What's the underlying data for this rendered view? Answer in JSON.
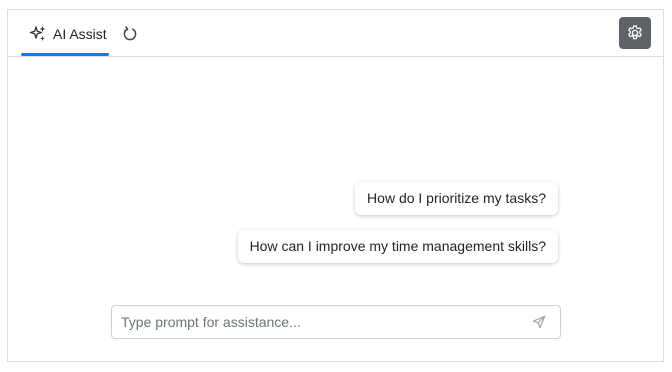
{
  "header": {
    "tab_label": "AI Assist",
    "tab_icon": "sparkle-icon",
    "refresh_icon": "refresh-icon",
    "settings_icon": "gear-icon"
  },
  "suggestions": [
    "How do I prioritize my tasks?",
    "How can I improve my time management skills?"
  ],
  "prompt": {
    "placeholder": "Type prompt for assistance...",
    "value": "",
    "send_icon": "send-icon"
  },
  "colors": {
    "accent": "#1a73e8",
    "settings_bg": "#5f6368",
    "border": "#dcdcdc"
  }
}
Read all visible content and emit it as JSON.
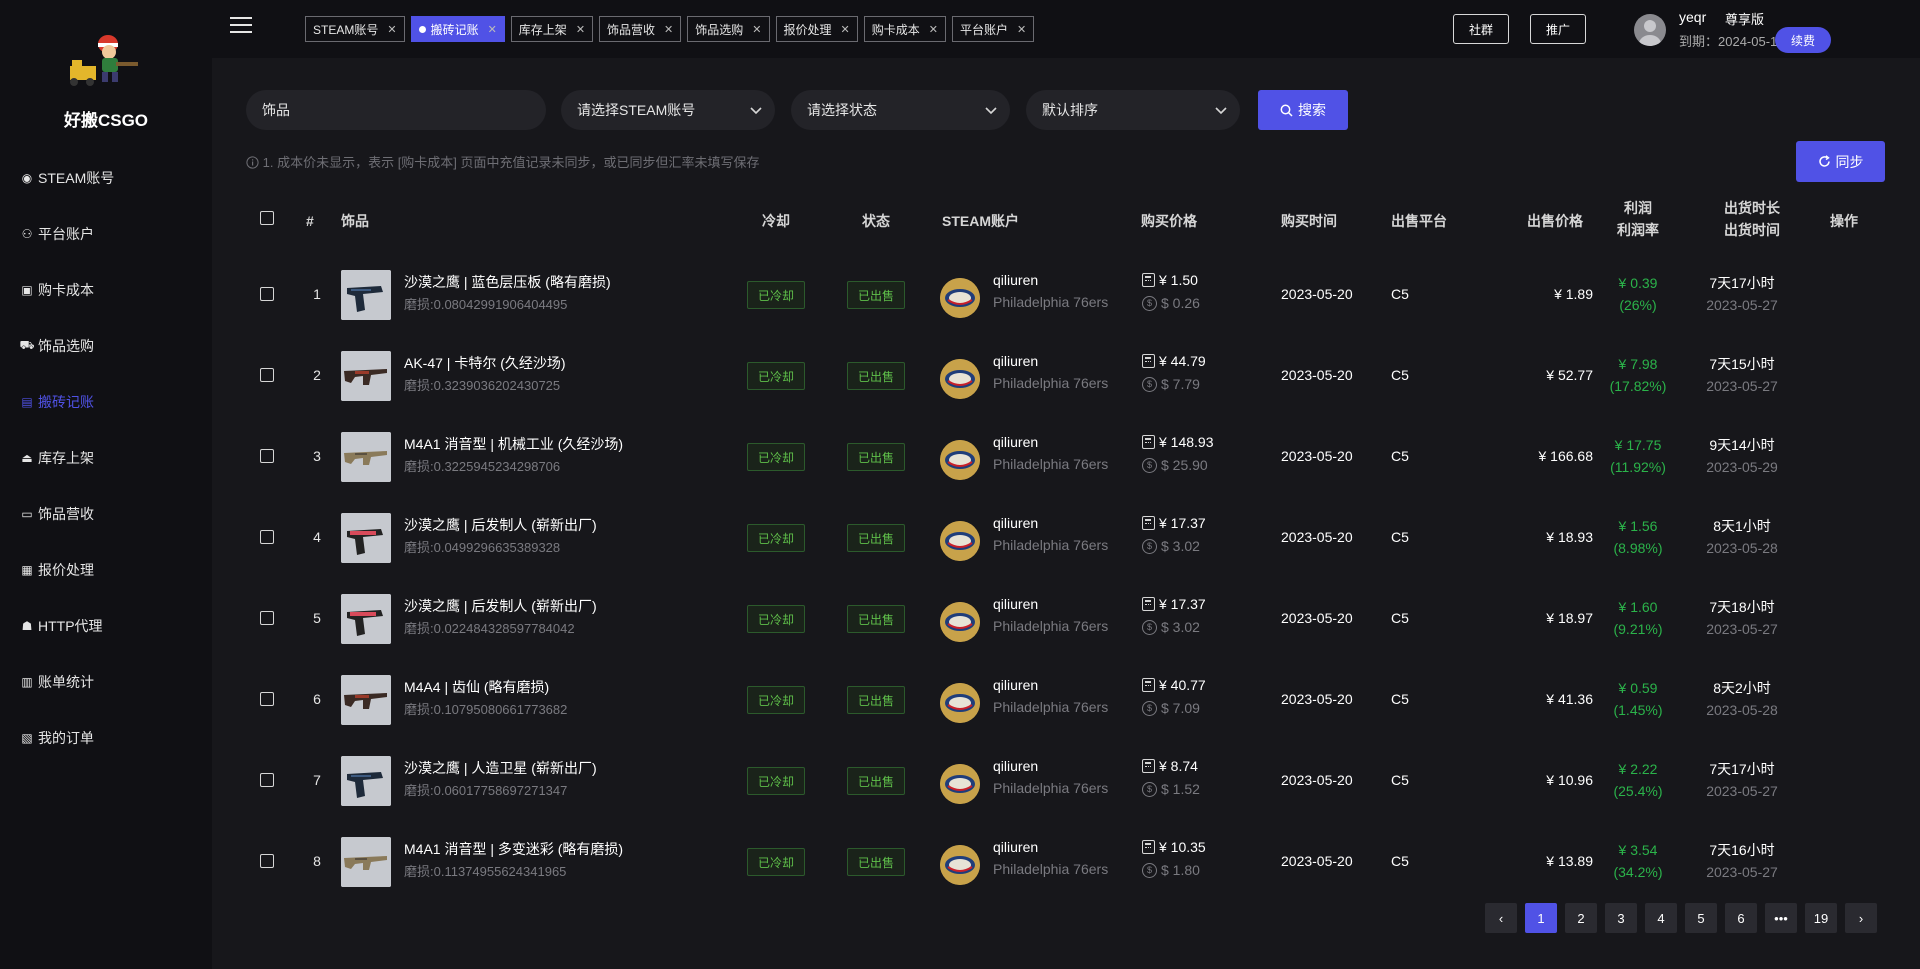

________

Job =
Exclude the images, then output the data above word for word.

Final result =
What's the underlying data for this rendered view? Answer in JSON.
{
  "header": {
    "tab_label": "AI Assist",
    "tab_icon": "sparkle-icon",
    "refresh_icon": "refresh-icon",
    "settings_icon": "gear-icon"
  },
  "suggestions": [
    "How do I prioritize my tasks?",
    "How can I improve my time management skills?"
  ],
  "prompt": {
    "placeholder": "Type prompt for assistance...",
    "value": "",
    "send_icon": "send-icon"
  },
  "colors": {
    "accent": "#1a73e8",
    "settings_bg": "#5f6368",
    "border": "#dcdcdc"
  }
}
Read all visible content and emit it as JSON.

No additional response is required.